__Supplied material__:

------------

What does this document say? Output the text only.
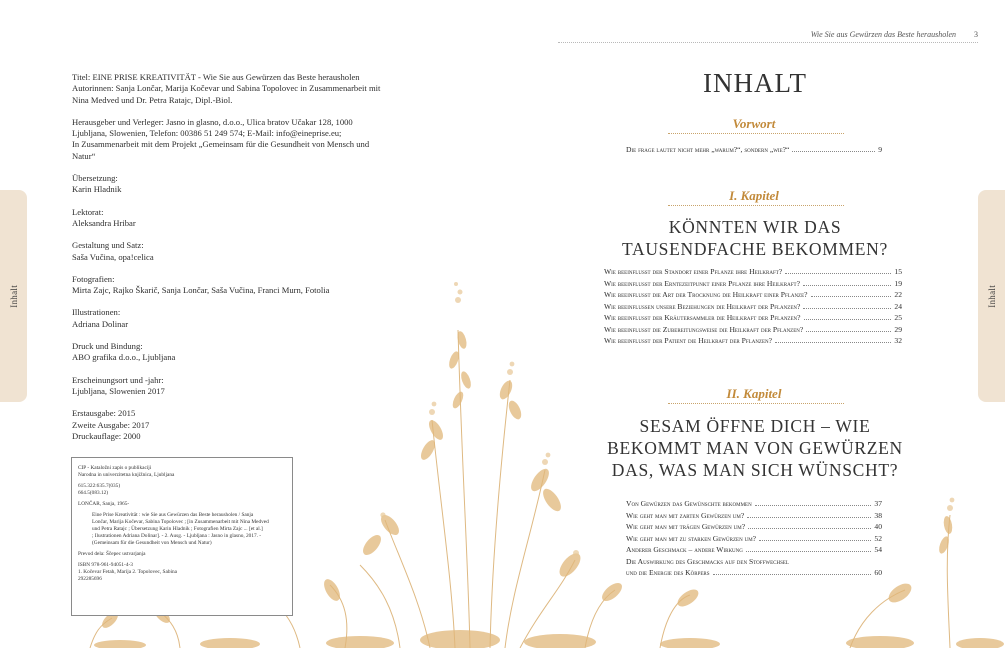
Inhalt	Inhalt

Titel: EINE PRISE KREATIVITÄT - Wie Sie aus Gewürzen das Beste herausholen
Autorinnen: Sanja Lončar, Marija Kočevar und Sabina Topolovec in Zusammenarbeit mit
Nina Medved und Dr. Petra Ratajc, Dipl.-Biol.

Herausgeber und Verleger: Jasno in glasno, d.o.o., Ulica bratov Učakar 128, 1000
Ljubljana, Slowenien, Telefon: 00386 51 249 574; E-Mail: info@eineprise.eu;
In Zusammenarbeit mit dem Projekt „Gemeinsam für die Gesundheit von Mensch und
Natur“

Übersetzung:
Karin Hladnik

Lektorat:
Aleksandra Hribar

Gestaltung und Satz:
Saša Vučina, opa!celica

Fotografien:
Mirta Zajc, Rajko Škarič, Sanja Lončar, Saša Vučina, Franci Murn, Fotolia

Illustrationen:
Adriana Dolinar

Druck und Bindung:
ABO grafika d.o.o., Ljubljana

Erscheinungsort und -jahr:
Ljubljana, Slowenien 2017

Erstausgabe: 2015
Zweite Ausgabe: 2017
Druckauflage: 2000

CIP - Kataložni zapis o publikaciji
Narodna in univerzitetna knjižnica, Ljubljana

615.322:635.7(035)
664.5(083.12)

LONČAR, Sanja, 1965-

Eine Prise Kreativität : wie Sie aus Gewürzen das Beste herausholen / Sanja
Lončar, Marija Kočevar, Sabina Topolovec ; [in Zusammenarbeit mit Nina Medved
und Petra Ratajc ; Übersetzung Karin Hladnik ; Fotografien Mirta Zajc ... [et al.]
; Ilustrationen Adriana Dolinar]. - 2. Ausg. - Ljubljana : Jasno in glasno, 2017. -
(Gemeinsam für die Gesundheit von Mensch und Natur)

Prevod dela: Ščepec ustvarjanja

ISBN 978-961-94051-4-3
1. Kočevar Fetah, Marija 2. Topolovec, Sabina
292285696

Wie Sie aus Gewürzen das Beste herausholen 3
INHALT
Vorwort
Die frage lautet nicht mehr „warum?“, sondern „wie?“	9
I. Kapitel
KÖNNTEN WIR DAS
TAUSENDFACHE BEKOMMEN?
Wie beeinflusst der Standort einer Pflanze ihre Heilkraft?	15
Wie beeinflusst der Erntezeitpunkt einer Pflanze ihre Heilkraft?	19
Wie beeinflusst die Art der Trocknung die Heilkraft einer Pflanze?	22
Wie beeinflussen unsere Beziehungen die Heilkraft der Pflanzen?	24
Wie beeinflusst der Kräutersammler die Heilkraft der Pflanzen?	25
Wie beeinflusst die Zubereitungsweise die Heilkraft der Pflanzen?	29
Wie beeinflusst der Patient die Heilkraft der Pflanzen?	32
II. Kapitel
SESAM ÖFFNE DICH – WIE
BEKOMMT MAN VON GEWÜRZEN
DAS, WAS MAN SICH WÜNSCHT?
Von Gewürzen das Gewünschte bekommen	37
Wie geht man mit zarten Gewürzen um?	38
Wie geht man mit trägen Gewürzen um?	40
Wie geht man mit zu starken Gewürzen um?	52
Anderer Geschmack – andere Wirkung	54
Die Auswirkung des Geschmacks auf den Stoffwechsel
und die Energie des Körpers	60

------------

__Exercise details__:
Reproduce the entries above word for word. Pictures stay out.

__Answer to this exercise__:
What does this document say? Output the text only.
Inhalt	Inhalt

Titel: EINE PRISE KREATIVITÄT - Wie Sie aus Gewürzen das Beste herausholen
Autorinnen: Sanja Lončar, Marija Kočevar und Sabina Topolovec in Zusammenarbeit mit
Nina Medved und Dr. Petra Ratajc, Dipl.-Biol.

Herausgeber und Verleger: Jasno in glasno, d.o.o., Ulica bratov Učakar 128, 1000
Ljubljana, Slowenien, Telefon: 00386 51 249 574; E-Mail: info@eineprise.eu;
In Zusammenarbeit mit dem Projekt „Gemeinsam für die Gesundheit von Mensch und
Natur“

Übersetzung:
Karin Hladnik

Lektorat:
Aleksandra Hribar

Gestaltung und Satz:
Saša Vučina, opa!celica

Fotografien:
Mirta Zajc, Rajko Škarič, Sanja Lončar, Saša Vučina, Franci Murn, Fotolia

Illustrationen:
Adriana Dolinar

Druck und Bindung:
ABO grafika d.o.o., Ljubljana

Erscheinungsort und -jahr:
Ljubljana, Slowenien 2017

Erstausgabe: 2015
Zweite Ausgabe: 2017
Druckauflage: 2000

CIP - Kataložni zapis o publikaciji
Narodna in univerzitetna knjižnica, Ljubljana

615.322:635.7(035)
664.5(083.12)

LONČAR, Sanja, 1965-

Eine Prise Kreativität : wie Sie aus Gewürzen das Beste herausholen / Sanja
Lončar, Marija Kočevar, Sabina Topolovec ; [in Zusammenarbeit mit Nina Medved
und Petra Ratajc ; Übersetzung Karin Hladnik ; Fotografien Mirta Zajc ... [et al.]
; Ilustrationen Adriana Dolinar]. - 2. Ausg. - Ljubljana : Jasno in glasno, 2017. -
(Gemeinsam für die Gesundheit von Mensch und Natur)

Prevod dela: Ščepec ustvarjanja

ISBN 978-961-94051-4-3
1. Kočevar Fetah, Marija 2. Topolovec, Sabina
292285696

Wie Sie aus Gewürzen das Beste herausholen 3
INHALT
Vorwort
Die frage lautet nicht mehr „warum?“, sondern „wie?“	9
I. Kapitel
KÖNNTEN WIR DAS
TAUSENDFACHE BEKOMMEN?
Wie beeinflusst der Standort einer Pflanze ihre Heilkraft?	15
Wie beeinflusst der Erntezeitpunkt einer Pflanze ihre Heilkraft?	19
Wie beeinflusst die Art der Trocknung die Heilkraft einer Pflanze?	22
Wie beeinflussen unsere Beziehungen die Heilkraft der Pflanzen?	24
Wie beeinflusst der Kräutersammler die Heilkraft der Pflanzen?	25
Wie beeinflusst die Zubereitungsweise die Heilkraft der Pflanzen?	29
Wie beeinflusst der Patient die Heilkraft der Pflanzen?	32
II. Kapitel
SESAM ÖFFNE DICH – WIE
BEKOMMT MAN VON GEWÜRZEN
DAS, WAS MAN SICH WÜNSCHT?
Von Gewürzen das Gewünschte bekommen	37
Wie geht man mit zarten Gewürzen um?	38
Wie geht man mit trägen Gewürzen um?	40
Wie geht man mit zu starken Gewürzen um?	52
Anderer Geschmack – andere Wirkung	54
Die Auswirkung des Geschmacks auf den Stoffwechsel
und die Energie des Körpers	60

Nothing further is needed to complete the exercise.